WHAT TO DO =
Copy each of the following records verbatim, with no changes at all.

[Bounding box annotations]
+ + +

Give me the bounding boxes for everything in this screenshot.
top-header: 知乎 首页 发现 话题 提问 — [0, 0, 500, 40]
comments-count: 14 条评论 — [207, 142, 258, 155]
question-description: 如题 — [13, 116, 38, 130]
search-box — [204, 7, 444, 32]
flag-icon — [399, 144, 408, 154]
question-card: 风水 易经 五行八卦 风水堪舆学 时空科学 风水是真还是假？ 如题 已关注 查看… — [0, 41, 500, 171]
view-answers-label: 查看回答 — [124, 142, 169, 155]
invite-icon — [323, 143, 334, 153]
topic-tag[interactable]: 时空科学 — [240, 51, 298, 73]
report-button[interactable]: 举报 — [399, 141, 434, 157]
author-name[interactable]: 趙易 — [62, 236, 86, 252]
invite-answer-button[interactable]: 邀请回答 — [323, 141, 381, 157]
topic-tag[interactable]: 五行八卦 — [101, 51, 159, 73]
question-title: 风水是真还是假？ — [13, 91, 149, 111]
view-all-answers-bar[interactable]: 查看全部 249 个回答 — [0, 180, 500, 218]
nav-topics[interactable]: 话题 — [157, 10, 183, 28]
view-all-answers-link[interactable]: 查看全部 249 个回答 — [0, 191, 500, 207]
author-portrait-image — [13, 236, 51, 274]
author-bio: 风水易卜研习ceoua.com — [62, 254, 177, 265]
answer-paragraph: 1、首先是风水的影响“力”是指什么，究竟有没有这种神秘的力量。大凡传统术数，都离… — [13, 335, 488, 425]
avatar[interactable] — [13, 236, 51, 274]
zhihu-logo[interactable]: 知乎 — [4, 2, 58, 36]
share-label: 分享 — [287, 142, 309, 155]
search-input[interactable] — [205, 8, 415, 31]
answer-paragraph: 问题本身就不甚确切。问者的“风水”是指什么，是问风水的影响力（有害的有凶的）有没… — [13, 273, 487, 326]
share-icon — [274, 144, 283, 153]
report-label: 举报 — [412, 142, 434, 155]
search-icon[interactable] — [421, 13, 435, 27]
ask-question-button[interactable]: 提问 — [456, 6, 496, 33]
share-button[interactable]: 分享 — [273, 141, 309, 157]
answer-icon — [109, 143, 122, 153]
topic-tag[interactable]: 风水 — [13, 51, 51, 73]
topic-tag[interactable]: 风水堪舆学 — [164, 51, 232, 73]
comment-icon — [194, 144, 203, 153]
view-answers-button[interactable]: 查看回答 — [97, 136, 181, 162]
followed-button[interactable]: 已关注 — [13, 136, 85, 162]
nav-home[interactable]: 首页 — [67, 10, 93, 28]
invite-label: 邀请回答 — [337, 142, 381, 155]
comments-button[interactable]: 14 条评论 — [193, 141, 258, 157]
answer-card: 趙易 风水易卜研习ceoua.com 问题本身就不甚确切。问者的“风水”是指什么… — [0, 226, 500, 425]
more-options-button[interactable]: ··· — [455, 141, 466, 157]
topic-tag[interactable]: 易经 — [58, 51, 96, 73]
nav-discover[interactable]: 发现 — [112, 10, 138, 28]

+ + +

CORRECT OUTPUT =
Give me the bounding boxes for everything in this screenshot.
top-header: 知乎 首页 发现 话题 提问 — [0, 0, 500, 40]
comments-count: 14 条评论 — [207, 142, 258, 155]
question-description: 如题 — [13, 116, 38, 130]
search-box — [204, 7, 444, 32]
flag-icon — [399, 144, 408, 154]
question-card: 风水 易经 五行八卦 风水堪舆学 时空科学 风水是真还是假？ 如题 已关注 查看… — [0, 41, 500, 171]
view-answers-label: 查看回答 — [124, 142, 169, 155]
invite-icon — [323, 143, 334, 153]
topic-tag[interactable]: 时空科学 — [240, 51, 298, 73]
report-button[interactable]: 举报 — [399, 141, 434, 157]
author-name[interactable]: 趙易 — [62, 236, 86, 252]
invite-answer-button[interactable]: 邀请回答 — [323, 141, 381, 157]
topic-tag[interactable]: 五行八卦 — [101, 51, 159, 73]
question-title: 风水是真还是假？ — [13, 91, 149, 111]
view-all-answers-bar[interactable]: 查看全部 249 个回答 — [0, 180, 500, 218]
nav-topics[interactable]: 话题 — [157, 10, 183, 28]
view-all-answers-link[interactable]: 查看全部 249 个回答 — [0, 191, 500, 207]
author-portrait-image — [13, 236, 51, 274]
author-bio: 风水易卜研习ceoua.com — [62, 254, 177, 265]
answer-paragraph: 1、首先是风水的影响“力”是指什么，究竟有没有这种神秘的力量。大凡传统术数，都离… — [13, 335, 488, 425]
avatar[interactable] — [13, 236, 51, 274]
zhihu-logo[interactable]: 知乎 — [4, 2, 58, 36]
share-label: 分享 — [287, 142, 309, 155]
search-input[interactable] — [205, 8, 415, 31]
answer-paragraph: 问题本身就不甚确切。问者的“风水”是指什么，是问风水的影响力（有害的有凶的）有没… — [13, 273, 487, 326]
share-icon — [274, 144, 283, 153]
report-label: 举报 — [412, 142, 434, 155]
search-icon[interactable] — [421, 13, 435, 27]
ask-question-button[interactable]: 提问 — [456, 6, 496, 33]
share-button[interactable]: 分享 — [273, 141, 309, 157]
answer-icon — [109, 143, 122, 153]
topic-tag[interactable]: 风水 — [13, 51, 51, 73]
topic-tag[interactable]: 风水堪舆学 — [164, 51, 232, 73]
comment-icon — [194, 144, 203, 153]
view-answers-button[interactable]: 查看回答 — [97, 136, 181, 162]
followed-button[interactable]: 已关注 — [13, 136, 85, 162]
nav-home[interactable]: 首页 — [67, 10, 93, 28]
invite-label: 邀请回答 — [337, 142, 381, 155]
comments-button[interactable]: 14 条评论 — [193, 141, 258, 157]
answer-card: 趙易 风水易卜研习ceoua.com 问题本身就不甚确切。问者的“风水”是指什么… — [0, 226, 500, 425]
more-options-button[interactable]: ··· — [455, 141, 466, 157]
topic-tag[interactable]: 易经 — [58, 51, 96, 73]
nav-discover[interactable]: 发现 — [112, 10, 138, 28]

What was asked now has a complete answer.